Begin

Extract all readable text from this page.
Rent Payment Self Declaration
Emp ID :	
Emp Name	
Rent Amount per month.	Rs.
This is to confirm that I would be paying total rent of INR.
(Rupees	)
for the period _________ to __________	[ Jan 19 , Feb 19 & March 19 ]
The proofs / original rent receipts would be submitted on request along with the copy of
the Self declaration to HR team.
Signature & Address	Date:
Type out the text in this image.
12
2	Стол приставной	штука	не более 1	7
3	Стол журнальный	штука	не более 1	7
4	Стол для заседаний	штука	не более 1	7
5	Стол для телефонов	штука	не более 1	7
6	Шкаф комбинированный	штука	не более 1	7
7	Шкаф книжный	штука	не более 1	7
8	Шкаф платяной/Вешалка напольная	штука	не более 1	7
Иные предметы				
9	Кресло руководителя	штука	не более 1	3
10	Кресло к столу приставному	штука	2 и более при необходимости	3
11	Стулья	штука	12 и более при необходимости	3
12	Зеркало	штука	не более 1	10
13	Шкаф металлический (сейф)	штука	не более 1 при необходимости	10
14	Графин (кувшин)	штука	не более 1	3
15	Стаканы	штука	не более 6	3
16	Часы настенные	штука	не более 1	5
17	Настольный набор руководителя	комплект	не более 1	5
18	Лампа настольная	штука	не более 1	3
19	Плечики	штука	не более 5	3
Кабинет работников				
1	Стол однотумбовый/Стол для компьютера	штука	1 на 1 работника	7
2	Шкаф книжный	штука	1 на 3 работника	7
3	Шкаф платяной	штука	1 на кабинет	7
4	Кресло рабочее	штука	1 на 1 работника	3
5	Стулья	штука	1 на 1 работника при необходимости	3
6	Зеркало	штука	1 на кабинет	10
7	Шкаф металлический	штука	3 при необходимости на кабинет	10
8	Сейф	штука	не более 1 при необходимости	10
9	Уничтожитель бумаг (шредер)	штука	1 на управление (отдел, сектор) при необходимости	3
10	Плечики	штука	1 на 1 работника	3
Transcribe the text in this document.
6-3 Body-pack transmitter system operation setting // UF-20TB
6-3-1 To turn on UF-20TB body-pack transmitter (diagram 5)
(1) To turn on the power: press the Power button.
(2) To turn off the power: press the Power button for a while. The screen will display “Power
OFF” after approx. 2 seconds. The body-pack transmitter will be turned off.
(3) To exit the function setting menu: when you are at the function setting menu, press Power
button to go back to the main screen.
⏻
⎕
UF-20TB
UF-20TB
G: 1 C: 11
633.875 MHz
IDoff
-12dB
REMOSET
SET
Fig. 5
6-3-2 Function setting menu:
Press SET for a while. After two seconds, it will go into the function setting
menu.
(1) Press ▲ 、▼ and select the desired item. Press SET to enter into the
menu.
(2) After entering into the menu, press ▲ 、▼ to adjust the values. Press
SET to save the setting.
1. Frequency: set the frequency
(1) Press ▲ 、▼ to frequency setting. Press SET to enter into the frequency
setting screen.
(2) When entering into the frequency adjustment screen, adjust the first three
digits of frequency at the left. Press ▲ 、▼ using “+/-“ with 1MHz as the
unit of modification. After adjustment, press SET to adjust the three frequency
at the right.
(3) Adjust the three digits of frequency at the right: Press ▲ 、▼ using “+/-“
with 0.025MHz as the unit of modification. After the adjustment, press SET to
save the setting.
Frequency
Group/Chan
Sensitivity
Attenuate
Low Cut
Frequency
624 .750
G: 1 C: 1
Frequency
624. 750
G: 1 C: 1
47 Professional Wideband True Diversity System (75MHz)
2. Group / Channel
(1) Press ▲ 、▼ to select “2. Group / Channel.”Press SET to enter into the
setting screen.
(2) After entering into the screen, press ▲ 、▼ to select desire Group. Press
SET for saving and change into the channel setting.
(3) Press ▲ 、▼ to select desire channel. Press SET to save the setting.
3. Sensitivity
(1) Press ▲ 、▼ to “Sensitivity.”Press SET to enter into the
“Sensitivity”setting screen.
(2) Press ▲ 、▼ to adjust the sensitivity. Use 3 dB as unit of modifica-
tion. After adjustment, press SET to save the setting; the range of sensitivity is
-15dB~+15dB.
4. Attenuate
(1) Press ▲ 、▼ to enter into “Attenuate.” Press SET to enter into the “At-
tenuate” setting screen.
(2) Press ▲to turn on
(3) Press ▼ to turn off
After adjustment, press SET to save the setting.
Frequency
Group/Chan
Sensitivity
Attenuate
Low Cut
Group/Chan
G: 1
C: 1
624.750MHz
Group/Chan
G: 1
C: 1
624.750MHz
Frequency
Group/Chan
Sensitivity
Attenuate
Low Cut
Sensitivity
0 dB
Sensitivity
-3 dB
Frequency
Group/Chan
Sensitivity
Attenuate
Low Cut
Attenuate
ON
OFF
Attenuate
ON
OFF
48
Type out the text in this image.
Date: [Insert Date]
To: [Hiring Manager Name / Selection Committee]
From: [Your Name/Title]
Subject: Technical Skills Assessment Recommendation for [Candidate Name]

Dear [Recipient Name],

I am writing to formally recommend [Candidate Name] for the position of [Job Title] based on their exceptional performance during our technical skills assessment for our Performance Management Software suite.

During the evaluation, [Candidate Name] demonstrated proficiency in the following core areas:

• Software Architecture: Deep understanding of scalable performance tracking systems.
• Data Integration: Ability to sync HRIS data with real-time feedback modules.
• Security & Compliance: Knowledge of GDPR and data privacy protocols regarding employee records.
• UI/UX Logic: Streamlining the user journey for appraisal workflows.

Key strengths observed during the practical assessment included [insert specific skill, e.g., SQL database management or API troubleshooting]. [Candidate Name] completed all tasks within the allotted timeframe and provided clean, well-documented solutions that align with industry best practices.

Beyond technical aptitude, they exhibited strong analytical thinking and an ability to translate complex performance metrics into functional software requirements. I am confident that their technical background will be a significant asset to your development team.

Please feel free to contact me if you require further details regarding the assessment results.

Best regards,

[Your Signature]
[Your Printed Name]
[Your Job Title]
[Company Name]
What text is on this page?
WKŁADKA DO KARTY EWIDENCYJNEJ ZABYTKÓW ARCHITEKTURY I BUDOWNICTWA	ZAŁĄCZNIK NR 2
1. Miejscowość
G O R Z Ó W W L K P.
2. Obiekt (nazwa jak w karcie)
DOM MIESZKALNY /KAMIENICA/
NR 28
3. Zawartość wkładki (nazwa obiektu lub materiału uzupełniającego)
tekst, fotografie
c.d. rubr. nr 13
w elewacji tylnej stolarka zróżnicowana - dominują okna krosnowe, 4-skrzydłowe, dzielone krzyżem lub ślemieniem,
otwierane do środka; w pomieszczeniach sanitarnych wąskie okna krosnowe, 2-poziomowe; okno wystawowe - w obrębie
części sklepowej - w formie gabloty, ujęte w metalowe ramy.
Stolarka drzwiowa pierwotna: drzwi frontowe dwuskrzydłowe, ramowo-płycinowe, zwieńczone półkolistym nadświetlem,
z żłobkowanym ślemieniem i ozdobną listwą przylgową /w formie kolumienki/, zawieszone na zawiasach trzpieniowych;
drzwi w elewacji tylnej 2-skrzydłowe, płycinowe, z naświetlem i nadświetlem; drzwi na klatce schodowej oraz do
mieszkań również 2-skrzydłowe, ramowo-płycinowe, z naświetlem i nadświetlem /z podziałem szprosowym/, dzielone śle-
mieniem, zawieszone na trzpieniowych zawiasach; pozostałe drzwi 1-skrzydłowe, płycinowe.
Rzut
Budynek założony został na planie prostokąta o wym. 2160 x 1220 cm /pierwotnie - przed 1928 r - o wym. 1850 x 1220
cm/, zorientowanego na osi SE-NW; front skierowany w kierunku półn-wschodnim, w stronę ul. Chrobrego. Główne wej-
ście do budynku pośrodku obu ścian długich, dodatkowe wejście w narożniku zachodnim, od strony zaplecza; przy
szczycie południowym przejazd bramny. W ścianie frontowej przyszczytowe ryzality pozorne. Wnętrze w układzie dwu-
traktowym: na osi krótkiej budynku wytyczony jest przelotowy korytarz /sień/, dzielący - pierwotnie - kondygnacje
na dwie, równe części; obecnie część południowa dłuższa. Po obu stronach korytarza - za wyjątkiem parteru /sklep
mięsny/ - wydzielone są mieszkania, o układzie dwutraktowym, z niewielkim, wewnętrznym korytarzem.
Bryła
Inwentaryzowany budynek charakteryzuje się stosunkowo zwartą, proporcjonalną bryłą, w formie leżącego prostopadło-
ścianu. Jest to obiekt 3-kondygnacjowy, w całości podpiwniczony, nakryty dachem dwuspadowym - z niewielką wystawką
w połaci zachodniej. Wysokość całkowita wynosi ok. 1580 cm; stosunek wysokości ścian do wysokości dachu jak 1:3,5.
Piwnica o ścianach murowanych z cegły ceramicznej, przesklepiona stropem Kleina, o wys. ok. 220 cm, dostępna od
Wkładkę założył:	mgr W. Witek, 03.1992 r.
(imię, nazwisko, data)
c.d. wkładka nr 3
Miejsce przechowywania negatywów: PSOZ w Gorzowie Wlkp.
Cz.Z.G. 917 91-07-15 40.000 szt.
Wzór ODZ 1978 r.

End

### Objective
List each line in the listing that contains the string "платяной".

### Solution to this problem
8	Шкаф платяной/Вешалка напольная	штука	не более 1	7
3	Шкаф платяной	штука	1 на кабинет	7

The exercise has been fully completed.